Convert the stretch of entries from the line containing "data-point: [301, 406, 311, 416]" through the line containing "data-point: [490, 355, 500, 365]" into a numbered list, leaving out any blank lines and including only those lines.

**** Records for the exercise ****

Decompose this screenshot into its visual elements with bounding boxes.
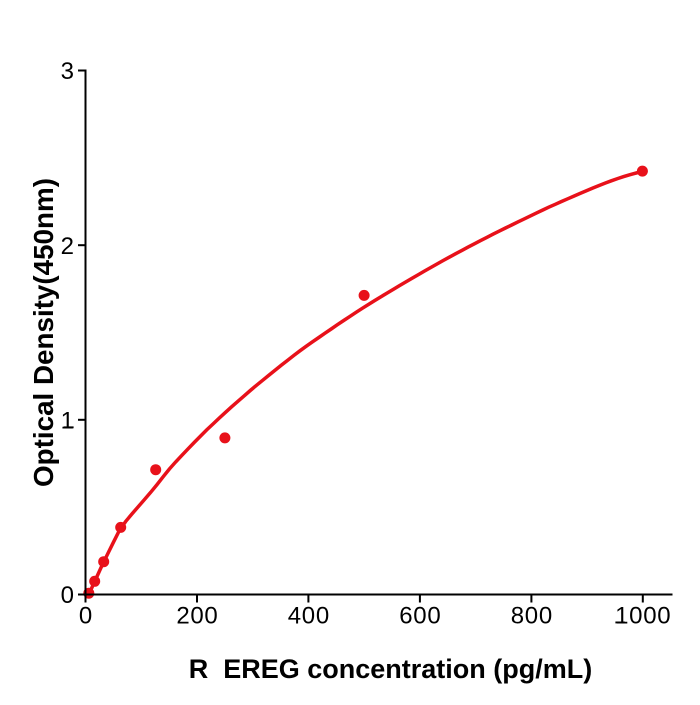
svg-text:0: 0: [61, 582, 74, 609]
svg-text:Optical Density(450nm): Optical Density(450nm): [28, 178, 59, 487]
svg-text:200: 200: [176, 602, 218, 629]
svg-text:0: 0: [79, 602, 93, 629]
svg-text:600: 600: [399, 602, 441, 629]
svg-text:800: 800: [511, 602, 553, 629]
svg-text:R EREG concentration (pg/mL): R EREG concentration (pg/mL): [189, 654, 593, 684]
svg-text:1: 1: [61, 407, 74, 434]
svg-text:3: 3: [61, 58, 74, 85]
svg-text:400: 400: [288, 602, 330, 629]
svg-text:2: 2: [61, 233, 74, 260]
svg-text:1000: 1000: [615, 602, 671, 629]
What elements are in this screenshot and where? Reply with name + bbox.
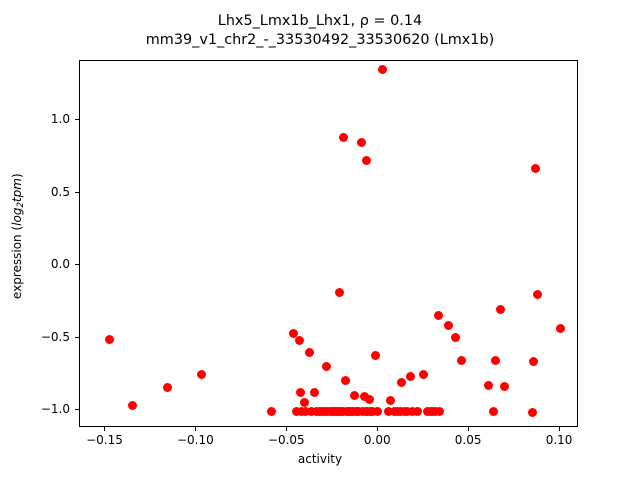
data-point: [301, 406, 311, 416]
data-point: [296, 387, 306, 397]
data-point: [434, 406, 444, 416]
data-point: [364, 394, 374, 404]
data-point: [529, 356, 539, 366]
y-axis-label: expression (log2tpm): [10, 66, 26, 406]
data-point: [408, 406, 418, 416]
y-axis-label-italic-tpm: tpm: [9, 178, 24, 203]
x-axis-tick-label: −0.15: [86, 433, 123, 447]
x-axis-tick-mark: [286, 427, 288, 431]
data-point: [350, 391, 360, 401]
chart-title: Lhx5_Lmx1b_Lhx1, ρ = 0.14 mm39_v1_chr2_-…: [0, 12, 640, 50]
data-point: [377, 65, 387, 75]
x-axis-label: activity: [297, 452, 343, 466]
data-point: [267, 406, 277, 416]
data-point: [309, 388, 319, 398]
data-point: [292, 406, 302, 416]
y-axis-label-subscript: 2: [16, 202, 27, 208]
data-point: [413, 406, 423, 416]
y-axis-tick-label: 0.0: [50, 257, 70, 272]
data-point: [451, 333, 461, 343]
data-point: [372, 406, 382, 416]
data-point: [383, 406, 393, 416]
data-point: [490, 355, 500, 365]
y-axis-tick-mark: [75, 264, 79, 266]
data-point: [321, 362, 331, 372]
x-axis-tick-mark: [195, 427, 197, 431]
y-axis-tick-label: −0.5: [40, 329, 70, 344]
data-point: [370, 351, 380, 361]
data-point: [307, 406, 316, 416]
x-axis-tick-mark: [468, 427, 470, 431]
x-axis-tick-mark: [377, 427, 379, 431]
x-axis-tick-label: 0.00: [363, 433, 391, 447]
plot-axes-frame: [79, 60, 578, 427]
data-point: [357, 137, 366, 147]
data-point: [386, 395, 396, 405]
data-point: [419, 370, 429, 380]
x-axis-tick-label: 0.10: [545, 433, 573, 447]
y-axis-tick-label: 1.0: [50, 112, 70, 127]
data-point: [289, 328, 299, 338]
data-point: [433, 310, 443, 320]
y-axis-tick-mark: [75, 409, 79, 411]
x-axis-tick-label: 0.05: [454, 433, 482, 447]
data-points-layer: [80, 61, 577, 426]
data-point: [406, 372, 416, 382]
data-point: [341, 376, 351, 386]
y-axis-tick-label: −1.0: [40, 402, 70, 417]
y-axis-tick-mark: [75, 336, 79, 338]
data-point: [300, 397, 310, 407]
data-point: [397, 378, 407, 388]
y-axis-label-suffix: ): [9, 173, 24, 179]
data-point: [495, 305, 505, 315]
data-point: [361, 155, 371, 165]
data-point: [197, 370, 207, 380]
data-point: [163, 382, 173, 392]
y-axis-tick-mark: [75, 191, 79, 193]
data-point: [305, 347, 314, 357]
y-axis-label-prefix: expression (: [9, 225, 24, 300]
x-axis-tick-label: −0.05: [267, 433, 305, 447]
data-point: [531, 163, 541, 173]
x-axis-tick-label: −0.10: [176, 433, 214, 447]
y-axis-tick-mark: [75, 119, 79, 121]
data-point: [295, 335, 305, 345]
data-point: [533, 289, 543, 299]
data-point: [457, 355, 467, 365]
y-axis-label-italic-log: log: [9, 207, 24, 226]
data-point: [528, 407, 538, 417]
chart-title-line-1: Lhx5_Lmx1b_Lhx1, ρ = 0.14: [217, 13, 423, 29]
data-point: [555, 323, 565, 333]
x-axis-tick-mark: [559, 427, 561, 431]
data-point: [339, 132, 349, 142]
data-point: [500, 381, 510, 391]
data-point: [488, 407, 498, 417]
data-point: [104, 334, 114, 344]
y-axis-tick-label: 0.5: [50, 184, 70, 199]
data-point: [359, 392, 369, 402]
data-point: [335, 287, 345, 297]
data-point: [403, 406, 413, 416]
x-axis-tick-mark: [104, 427, 106, 431]
data-point: [444, 321, 454, 330]
chart-title-line-2: mm39_v1_chr2_-_33530492_33530620 (Lmx1b): [145, 32, 495, 48]
data-point: [483, 381, 493, 391]
data-point: [127, 401, 137, 411]
data-point: [367, 406, 377, 416]
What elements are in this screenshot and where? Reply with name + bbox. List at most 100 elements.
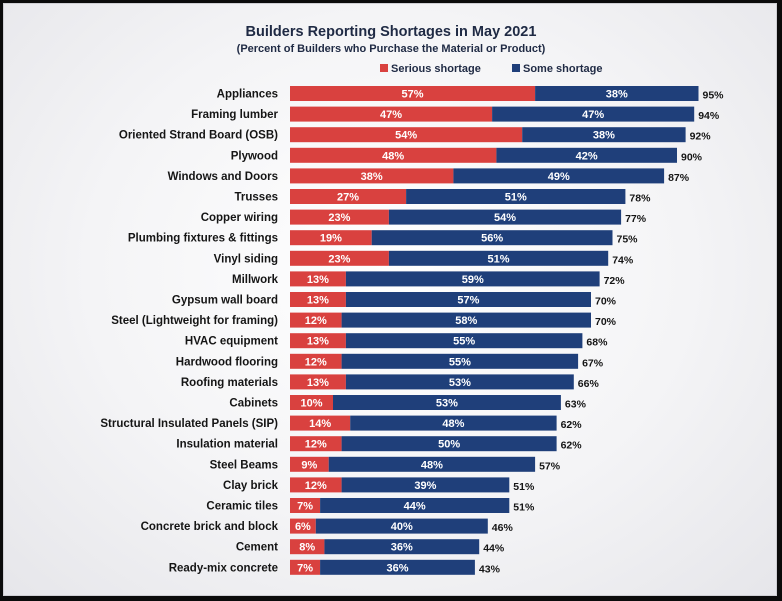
serious-value-label: 12% bbox=[305, 356, 327, 368]
some-value-label: 44% bbox=[404, 501, 426, 513]
bar-some-shortage bbox=[388, 250, 609, 266]
total-value-label: 95% bbox=[703, 90, 725, 102]
bar-some-shortage bbox=[350, 415, 557, 431]
total-value-label: 62% bbox=[561, 440, 583, 452]
category-label: Windows and Doors bbox=[168, 171, 278, 183]
category-label: Vinyl siding bbox=[214, 253, 278, 265]
serious-value-label: 12% bbox=[305, 439, 327, 451]
some-value-label: 38% bbox=[593, 130, 615, 142]
serious-value-label: 14% bbox=[309, 418, 331, 430]
some-value-label: 36% bbox=[386, 562, 408, 574]
category-label: Plumbing fixtures & fittings bbox=[128, 233, 278, 245]
total-value-label: 43% bbox=[479, 563, 501, 575]
bar-serious-shortage bbox=[290, 415, 351, 431]
bar-some-shortage bbox=[341, 436, 557, 452]
bar-some-shortage bbox=[341, 312, 591, 328]
bar-serious-shortage bbox=[290, 498, 321, 513]
category-label: Gypsum wall board bbox=[172, 295, 278, 307]
bar-serious-shortage bbox=[290, 436, 342, 452]
bar-serious-shortage bbox=[290, 147, 497, 163]
bar-serious-shortage bbox=[290, 292, 346, 307]
serious-value-label: 7% bbox=[297, 501, 313, 513]
bar-serious-shortage bbox=[290, 456, 329, 472]
serious-value-label: 13% bbox=[307, 336, 329, 348]
total-value-label: 78% bbox=[629, 193, 651, 205]
serious-value-label: 8% bbox=[299, 542, 315, 554]
some-value-label: 58% bbox=[455, 315, 477, 327]
category-label: Cement bbox=[236, 542, 278, 554]
serious-value-label: 19% bbox=[320, 233, 342, 245]
bar-some-shortage bbox=[496, 147, 677, 163]
bar-some-shortage bbox=[341, 477, 510, 493]
category-label: Cabinets bbox=[229, 398, 278, 410]
bar-some-shortage bbox=[320, 498, 510, 513]
serious-value-label: 38% bbox=[361, 171, 383, 183]
bar-serious-shortage bbox=[290, 559, 321, 575]
bar-serious-shortage bbox=[290, 230, 372, 246]
legend-label-serious: Serious shortage bbox=[391, 63, 481, 75]
category-label: Framing lumber bbox=[191, 109, 278, 121]
bar-some-shortage bbox=[388, 209, 622, 225]
some-value-label: 48% bbox=[442, 418, 464, 430]
bar-serious-shortage bbox=[290, 189, 407, 204]
bar-some-shortage bbox=[371, 230, 613, 246]
some-value-label: 48% bbox=[421, 459, 443, 471]
total-value-label: 66% bbox=[578, 378, 600, 390]
some-value-label: 36% bbox=[391, 542, 413, 554]
some-value-label: 42% bbox=[576, 150, 598, 162]
bar-some-shortage bbox=[320, 559, 475, 575]
bar-some-shortage bbox=[345, 292, 591, 307]
some-value-label: 55% bbox=[453, 336, 475, 348]
bar-serious-shortage bbox=[290, 271, 346, 287]
some-value-label: 51% bbox=[488, 253, 510, 265]
some-value-label: 40% bbox=[391, 521, 413, 533]
some-value-label: 57% bbox=[457, 295, 479, 307]
some-value-label: 56% bbox=[481, 233, 503, 245]
serious-value-label: 47% bbox=[380, 109, 402, 121]
total-value-label: 63% bbox=[565, 399, 587, 411]
bar-serious-shortage bbox=[290, 333, 346, 349]
chart-title: Builders Reporting Shortages in May 2021 bbox=[246, 24, 537, 40]
serious-value-label: 54% bbox=[395, 130, 417, 142]
bar-some-shortage bbox=[324, 539, 480, 555]
some-value-label: 59% bbox=[462, 274, 484, 286]
total-value-label: 87% bbox=[668, 172, 690, 184]
category-label: Appliances bbox=[217, 89, 278, 101]
bar-some-shortage bbox=[315, 518, 488, 534]
serious-value-label: 13% bbox=[307, 274, 329, 286]
some-value-label: 38% bbox=[606, 89, 628, 101]
bar-serious-shortage bbox=[290, 518, 316, 534]
category-label: Insulation material bbox=[176, 439, 278, 451]
serious-value-label: 23% bbox=[328, 212, 350, 224]
bar-some-shortage bbox=[535, 86, 699, 101]
some-value-label: 54% bbox=[494, 212, 516, 224]
total-value-label: 44% bbox=[483, 543, 505, 555]
bar-serious-shortage bbox=[290, 209, 389, 225]
some-value-label: 53% bbox=[436, 398, 458, 410]
bar-some-shortage bbox=[522, 127, 686, 143]
total-value-label: 46% bbox=[492, 522, 514, 534]
bar-serious-shortage bbox=[290, 477, 342, 493]
serious-value-label: 6% bbox=[295, 521, 311, 533]
legend-swatch-some bbox=[512, 64, 520, 72]
bar-serious-shortage bbox=[290, 395, 333, 410]
serious-value-label: 9% bbox=[301, 459, 317, 471]
chart-frame: Builders Reporting Shortages in May 2021… bbox=[3, 3, 777, 596]
category-label: Ceramic tiles bbox=[206, 501, 278, 513]
total-value-label: 62% bbox=[561, 419, 583, 431]
bar-serious-shortage bbox=[290, 250, 389, 266]
plot-area: Appliances 57% 38% 95% Framing lumber 47% 47% 9… bbox=[100, 86, 724, 575]
total-value-label: 70% bbox=[595, 296, 617, 308]
category-label: Roofing materials bbox=[181, 377, 278, 389]
total-value-label: 57% bbox=[539, 460, 561, 472]
some-value-label: 53% bbox=[449, 377, 471, 389]
serious-value-label: 48% bbox=[382, 150, 404, 162]
category-label: Ready-mix concrete bbox=[169, 562, 278, 574]
bar-some-shortage bbox=[341, 353, 579, 369]
some-value-label: 51% bbox=[505, 192, 527, 204]
serious-value-label: 23% bbox=[328, 253, 350, 265]
serious-value-label: 12% bbox=[305, 480, 327, 492]
serious-value-label: 10% bbox=[300, 398, 322, 410]
serious-value-label: 13% bbox=[307, 377, 329, 389]
category-label: Millwork bbox=[232, 274, 279, 286]
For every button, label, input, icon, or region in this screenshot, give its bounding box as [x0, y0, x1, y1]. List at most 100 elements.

****

Result:
1. data-point: [301, 406, 311, 416]
2. data-point: [296, 387, 306, 397]
3. data-point: [434, 406, 444, 416]
4. data-point: [364, 394, 374, 404]
5. data-point: [529, 356, 539, 366]
6. y-axis-label: expression (log2tpm): [10, 66, 26, 406]
7. data-point: [408, 406, 418, 416]
8. y-axis-label-italic-tpm: tpm: [9, 178, 24, 203]
9. x-axis-tick-label: −0.15: [86, 433, 123, 447]
10. x-axis-tick-mark: [286, 427, 288, 431]
11. data-point: [350, 391, 360, 401]
12. chart-title: Lhx5_Lmx1b_Lhx1, ρ = 0.14 mm39_v1_chr2_-…: [0, 12, 640, 50]
13. data-point: [377, 65, 387, 75]
14. x-axis-label: activity: [297, 452, 343, 466]
15. data-point: [267, 406, 277, 416]
16. data-point: [309, 388, 319, 398]
17. data-point: [292, 406, 302, 416]
18. y-axis-label-subscript: 2: [16, 202, 27, 208]
19. data-point: [413, 406, 423, 416]
20. y-axis-tick-label: 0.0: [50, 257, 70, 272]
21. data-point: [451, 333, 461, 343]
22. data-point: [372, 406, 382, 416]
23. data-point: [383, 406, 393, 416]
24. data-point: [490, 355, 500, 365]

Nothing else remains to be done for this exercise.